Provided data:
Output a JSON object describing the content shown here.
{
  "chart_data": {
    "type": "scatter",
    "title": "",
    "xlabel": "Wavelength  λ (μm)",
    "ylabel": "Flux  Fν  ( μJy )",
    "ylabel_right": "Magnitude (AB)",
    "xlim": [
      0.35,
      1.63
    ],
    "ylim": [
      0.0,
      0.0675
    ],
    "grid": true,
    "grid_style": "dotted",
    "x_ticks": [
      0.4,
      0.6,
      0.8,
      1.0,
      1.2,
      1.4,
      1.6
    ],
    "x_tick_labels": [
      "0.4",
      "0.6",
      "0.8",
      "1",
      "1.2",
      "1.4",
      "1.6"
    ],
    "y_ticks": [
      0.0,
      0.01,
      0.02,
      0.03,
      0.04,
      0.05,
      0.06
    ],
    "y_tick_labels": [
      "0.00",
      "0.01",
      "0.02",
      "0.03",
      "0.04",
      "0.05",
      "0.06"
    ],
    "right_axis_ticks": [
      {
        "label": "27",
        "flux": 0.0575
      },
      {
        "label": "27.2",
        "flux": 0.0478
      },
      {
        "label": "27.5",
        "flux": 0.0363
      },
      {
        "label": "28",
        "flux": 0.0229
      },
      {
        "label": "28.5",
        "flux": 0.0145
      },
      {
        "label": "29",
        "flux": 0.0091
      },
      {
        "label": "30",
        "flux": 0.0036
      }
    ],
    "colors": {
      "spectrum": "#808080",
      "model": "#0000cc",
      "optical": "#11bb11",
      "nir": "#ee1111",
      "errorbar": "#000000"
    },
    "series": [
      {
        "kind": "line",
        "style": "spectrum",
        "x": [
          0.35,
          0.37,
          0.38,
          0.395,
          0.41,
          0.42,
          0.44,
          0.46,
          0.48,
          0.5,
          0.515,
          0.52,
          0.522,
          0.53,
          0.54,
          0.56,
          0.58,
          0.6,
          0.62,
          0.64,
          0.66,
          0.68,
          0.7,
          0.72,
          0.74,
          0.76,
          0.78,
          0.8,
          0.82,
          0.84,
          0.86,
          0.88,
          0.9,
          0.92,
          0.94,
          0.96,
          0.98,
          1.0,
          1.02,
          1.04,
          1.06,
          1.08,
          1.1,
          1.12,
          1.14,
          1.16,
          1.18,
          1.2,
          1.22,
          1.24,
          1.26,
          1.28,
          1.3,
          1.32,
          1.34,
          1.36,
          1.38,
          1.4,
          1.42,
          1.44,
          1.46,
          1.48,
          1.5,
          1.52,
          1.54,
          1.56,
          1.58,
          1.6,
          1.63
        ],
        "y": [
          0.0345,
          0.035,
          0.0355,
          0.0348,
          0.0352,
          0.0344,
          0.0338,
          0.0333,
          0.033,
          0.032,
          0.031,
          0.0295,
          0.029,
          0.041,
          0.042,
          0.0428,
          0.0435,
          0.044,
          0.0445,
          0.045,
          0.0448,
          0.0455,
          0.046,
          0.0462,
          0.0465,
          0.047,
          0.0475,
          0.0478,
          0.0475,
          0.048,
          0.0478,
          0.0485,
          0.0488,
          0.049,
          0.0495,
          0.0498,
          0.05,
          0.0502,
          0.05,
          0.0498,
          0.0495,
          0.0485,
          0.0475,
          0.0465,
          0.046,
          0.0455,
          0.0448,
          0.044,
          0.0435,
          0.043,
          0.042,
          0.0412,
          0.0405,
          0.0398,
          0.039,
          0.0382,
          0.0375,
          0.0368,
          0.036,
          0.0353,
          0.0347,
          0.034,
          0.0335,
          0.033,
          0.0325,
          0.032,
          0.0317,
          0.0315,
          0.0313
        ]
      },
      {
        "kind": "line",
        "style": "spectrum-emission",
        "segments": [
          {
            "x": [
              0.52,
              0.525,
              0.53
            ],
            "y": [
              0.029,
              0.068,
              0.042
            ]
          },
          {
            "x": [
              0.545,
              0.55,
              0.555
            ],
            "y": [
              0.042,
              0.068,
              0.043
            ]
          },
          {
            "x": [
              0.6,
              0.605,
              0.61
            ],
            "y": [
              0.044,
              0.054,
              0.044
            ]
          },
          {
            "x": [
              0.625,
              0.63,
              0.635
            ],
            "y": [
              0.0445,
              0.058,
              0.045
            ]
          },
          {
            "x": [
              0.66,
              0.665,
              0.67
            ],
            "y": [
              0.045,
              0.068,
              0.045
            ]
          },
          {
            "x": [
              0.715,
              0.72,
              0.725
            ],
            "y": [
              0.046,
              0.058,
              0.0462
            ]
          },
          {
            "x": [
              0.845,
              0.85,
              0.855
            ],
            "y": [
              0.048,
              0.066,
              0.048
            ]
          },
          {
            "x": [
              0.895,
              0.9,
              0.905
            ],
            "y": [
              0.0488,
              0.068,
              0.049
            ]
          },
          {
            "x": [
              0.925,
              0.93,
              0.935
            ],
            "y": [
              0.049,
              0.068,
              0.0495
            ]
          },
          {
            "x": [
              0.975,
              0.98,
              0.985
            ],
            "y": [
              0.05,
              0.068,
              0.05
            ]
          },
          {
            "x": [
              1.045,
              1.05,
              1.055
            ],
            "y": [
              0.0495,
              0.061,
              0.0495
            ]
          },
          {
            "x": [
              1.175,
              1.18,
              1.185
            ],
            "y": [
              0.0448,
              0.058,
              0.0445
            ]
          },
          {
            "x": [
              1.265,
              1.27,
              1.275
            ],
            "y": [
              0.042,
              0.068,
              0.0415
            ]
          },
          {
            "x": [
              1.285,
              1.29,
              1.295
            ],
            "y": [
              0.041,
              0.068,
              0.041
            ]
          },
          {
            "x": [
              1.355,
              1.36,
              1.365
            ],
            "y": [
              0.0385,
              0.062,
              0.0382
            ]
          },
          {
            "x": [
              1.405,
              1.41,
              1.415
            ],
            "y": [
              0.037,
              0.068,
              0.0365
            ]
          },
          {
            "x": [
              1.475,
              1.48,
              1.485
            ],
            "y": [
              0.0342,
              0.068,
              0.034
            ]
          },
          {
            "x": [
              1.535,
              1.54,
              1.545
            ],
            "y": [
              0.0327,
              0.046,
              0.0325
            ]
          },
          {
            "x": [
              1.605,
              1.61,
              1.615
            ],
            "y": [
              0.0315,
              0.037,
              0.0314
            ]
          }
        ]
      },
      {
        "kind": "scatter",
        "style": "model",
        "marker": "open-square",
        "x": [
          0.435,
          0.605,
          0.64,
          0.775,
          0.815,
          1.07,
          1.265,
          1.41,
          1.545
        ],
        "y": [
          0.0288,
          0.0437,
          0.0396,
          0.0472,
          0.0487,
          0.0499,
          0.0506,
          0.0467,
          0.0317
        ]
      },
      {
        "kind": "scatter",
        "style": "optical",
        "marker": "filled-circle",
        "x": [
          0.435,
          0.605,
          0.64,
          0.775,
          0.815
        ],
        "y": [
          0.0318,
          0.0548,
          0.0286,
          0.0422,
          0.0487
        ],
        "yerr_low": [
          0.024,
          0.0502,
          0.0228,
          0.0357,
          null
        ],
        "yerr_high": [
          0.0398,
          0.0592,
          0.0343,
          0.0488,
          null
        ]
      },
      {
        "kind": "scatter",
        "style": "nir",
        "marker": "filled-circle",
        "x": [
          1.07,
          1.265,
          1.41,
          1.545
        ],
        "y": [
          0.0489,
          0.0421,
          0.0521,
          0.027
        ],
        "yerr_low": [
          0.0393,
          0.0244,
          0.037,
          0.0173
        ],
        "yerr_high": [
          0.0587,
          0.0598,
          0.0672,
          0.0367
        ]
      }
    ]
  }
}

Exercise aim: Extract the whole listing, character for character.

Solution:
Output a JSON object describing the content shown here.
{
  "chart_data": {
    "type": "scatter",
    "title": "",
    "xlabel": "Wavelength  λ (μm)",
    "ylabel": "Flux  Fν  ( μJy )",
    "ylabel_right": "Magnitude (AB)",
    "xlim": [
      0.35,
      1.63
    ],
    "ylim": [
      0.0,
      0.0675
    ],
    "grid": true,
    "grid_style": "dotted",
    "x_ticks": [
      0.4,
      0.6,
      0.8,
      1.0,
      1.2,
      1.4,
      1.6
    ],
    "x_tick_labels": [
      "0.4",
      "0.6",
      "0.8",
      "1",
      "1.2",
      "1.4",
      "1.6"
    ],
    "y_ticks": [
      0.0,
      0.01,
      0.02,
      0.03,
      0.04,
      0.05,
      0.06
    ],
    "y_tick_labels": [
      "0.00",
      "0.01",
      "0.02",
      "0.03",
      "0.04",
      "0.05",
      "0.06"
    ],
    "right_axis_ticks": [
      {
        "label": "27",
        "flux": 0.0575
      },
      {
        "label": "27.2",
        "flux": 0.0478
      },
      {
        "label": "27.5",
        "flux": 0.0363
      },
      {
        "label": "28",
        "flux": 0.0229
      },
      {
        "label": "28.5",
        "flux": 0.0145
      },
      {
        "label": "29",
        "flux": 0.0091
      },
      {
        "label": "30",
        "flux": 0.0036
      }
    ],
    "colors": {
      "spectrum": "#808080",
      "model": "#0000cc",
      "optical": "#11bb11",
      "nir": "#ee1111",
      "errorbar": "#000000"
    },
    "series": [
      {
        "kind": "line",
        "style": "spectrum",
        "x": [
          0.35,
          0.37,
          0.38,
          0.395,
          0.41,
          0.42,
          0.44,
          0.46,
          0.48,
          0.5,
          0.515,
          0.52,
          0.522,
          0.53,
          0.54,
          0.56,
          0.58,
          0.6,
          0.62,
          0.64,
          0.66,
          0.68,
          0.7,
          0.72,
          0.74,
          0.76,
          0.78,
          0.8,
          0.82,
          0.84,
          0.86,
          0.88,
          0.9,
          0.92,
          0.94,
          0.96,
          0.98,
          1.0,
          1.02,
          1.04,
          1.06,
          1.08,
          1.1,
          1.12,
          1.14,
          1.16,
          1.18,
          1.2,
          1.22,
          1.24,
          1.26,
          1.28,
          1.3,
          1.32,
          1.34,
          1.36,
          1.38,
          1.4,
          1.42,
          1.44,
          1.46,
          1.48,
          1.5,
          1.52,
          1.54,
          1.56,
          1.58,
          1.6,
          1.63
        ],
        "y": [
          0.0345,
          0.035,
          0.0355,
          0.0348,
          0.0352,
          0.0344,
          0.0338,
          0.0333,
          0.033,
          0.032,
          0.031,
          0.0295,
          0.029,
          0.041,
          0.042,
          0.0428,
          0.0435,
          0.044,
          0.0445,
          0.045,
          0.0448,
          0.0455,
          0.046,
          0.0462,
          0.0465,
          0.047,
          0.0475,
          0.0478,
          0.0475,
          0.048,
          0.0478,
          0.0485,
          0.0488,
          0.049,
          0.0495,
          0.0498,
          0.05,
          0.0502,
          0.05,
          0.0498,
          0.0495,
          0.0485,
          0.0475,
          0.0465,
          0.046,
          0.0455,
          0.0448,
          0.044,
          0.0435,
          0.043,
          0.042,
          0.0412,
          0.0405,
          0.0398,
          0.039,
          0.0382,
          0.0375,
          0.0368,
          0.036,
          0.0353,
          0.0347,
          0.034,
          0.0335,
          0.033,
          0.0325,
          0.032,
          0.0317,
          0.0315,
          0.0313
        ]
      },
      {
        "kind": "line",
        "style": "spectrum-emission",
        "segments": [
          {
            "x": [
              0.52,
              0.525,
              0.53
            ],
            "y": [
              0.029,
              0.068,
              0.042
            ]
          },
          {
            "x": [
              0.545,
              0.55,
              0.555
            ],
            "y": [
              0.042,
              0.068,
              0.043
            ]
          },
          {
            "x": [
              0.6,
              0.605,
              0.61
            ],
            "y": [
              0.044,
              0.054,
              0.044
            ]
          },
          {
            "x": [
              0.625,
              0.63,
              0.635
            ],
            "y": [
              0.0445,
              0.058,
              0.045
            ]
          },
          {
            "x": [
              0.66,
              0.665,
              0.67
            ],
            "y": [
              0.045,
              0.068,
              0.045
            ]
          },
          {
            "x": [
              0.715,
              0.72,
              0.725
            ],
            "y": [
              0.046,
              0.058,
              0.0462
            ]
          },
          {
            "x": [
              0.845,
              0.85,
              0.855
            ],
            "y": [
              0.048,
              0.066,
              0.048
            ]
          },
          {
            "x": [
              0.895,
              0.9,
              0.905
            ],
            "y": [
              0.0488,
              0.068,
              0.049
            ]
          },
          {
            "x": [
              0.925,
              0.93,
              0.935
            ],
            "y": [
              0.049,
              0.068,
              0.0495
            ]
          },
          {
            "x": [
              0.975,
              0.98,
              0.985
            ],
            "y": [
              0.05,
              0.068,
              0.05
            ]
          },
          {
            "x": [
              1.045,
              1.05,
              1.055
            ],
            "y": [
              0.0495,
              0.061,
              0.0495
            ]
          },
          {
            "x": [
              1.175,
              1.18,
              1.185
            ],
            "y": [
              0.0448,
              0.058,
              0.0445
            ]
          },
          {
            "x": [
              1.265,
              1.27,
              1.275
            ],
            "y": [
              0.042,
              0.068,
              0.0415
            ]
          },
          {
            "x": [
              1.285,
              1.29,
              1.295
            ],
            "y": [
              0.041,
              0.068,
              0.041
            ]
          },
          {
            "x": [
              1.355,
              1.36,
              1.365
            ],
            "y": [
              0.0385,
              0.062,
              0.0382
            ]
          },
          {
            "x": [
              1.405,
              1.41,
              1.415
            ],
            "y": [
              0.037,
              0.068,
              0.0365
            ]
          },
          {
            "x": [
              1.475,
              1.48,
              1.485
            ],
            "y": [
              0.0342,
              0.068,
              0.034
            ]
          },
          {
            "x": [
              1.535,
              1.54,
              1.545
            ],
            "y": [
              0.0327,
              0.046,
              0.0325
            ]
          },
          {
            "x": [
              1.605,
              1.61,
              1.615
            ],
            "y": [
              0.0315,
              0.037,
              0.0314
            ]
          }
        ]
      },
      {
        "kind": "scatter",
        "style": "model",
        "marker": "open-square",
        "x": [
          0.435,
          0.605,
          0.64,
          0.775,
          0.815,
          1.07,
          1.265,
          1.41,
          1.545
        ],
        "y": [
          0.0288,
          0.0437,
          0.0396,
          0.0472,
          0.0487,
          0.0499,
          0.0506,
          0.0467,
          0.0317
        ]
      },
      {
        "kind": "scatter",
        "style": "optical",
        "marker": "filled-circle",
        "x": [
          0.435,
          0.605,
          0.64,
          0.775,
          0.815
        ],
        "y": [
          0.0318,
          0.0548,
          0.0286,
          0.0422,
          0.0487
        ],
        "yerr_low": [
          0.024,
          0.0502,
          0.0228,
          0.0357,
          null
        ],
        "yerr_high": [
          0.0398,
          0.0592,
          0.0343,
          0.0488,
          null
        ]
      },
      {
        "kind": "scatter",
        "style": "nir",
        "marker": "filled-circle",
        "x": [
          1.07,
          1.265,
          1.41,
          1.545
        ],
        "y": [
          0.0489,
          0.0421,
          0.0521,
          0.027
        ],
        "yerr_low": [
          0.0393,
          0.0244,
          0.037,
          0.0173
        ],
        "yerr_high": [
          0.0587,
          0.0598,
          0.0672,
          0.0367
        ]
      }
    ]
  }
}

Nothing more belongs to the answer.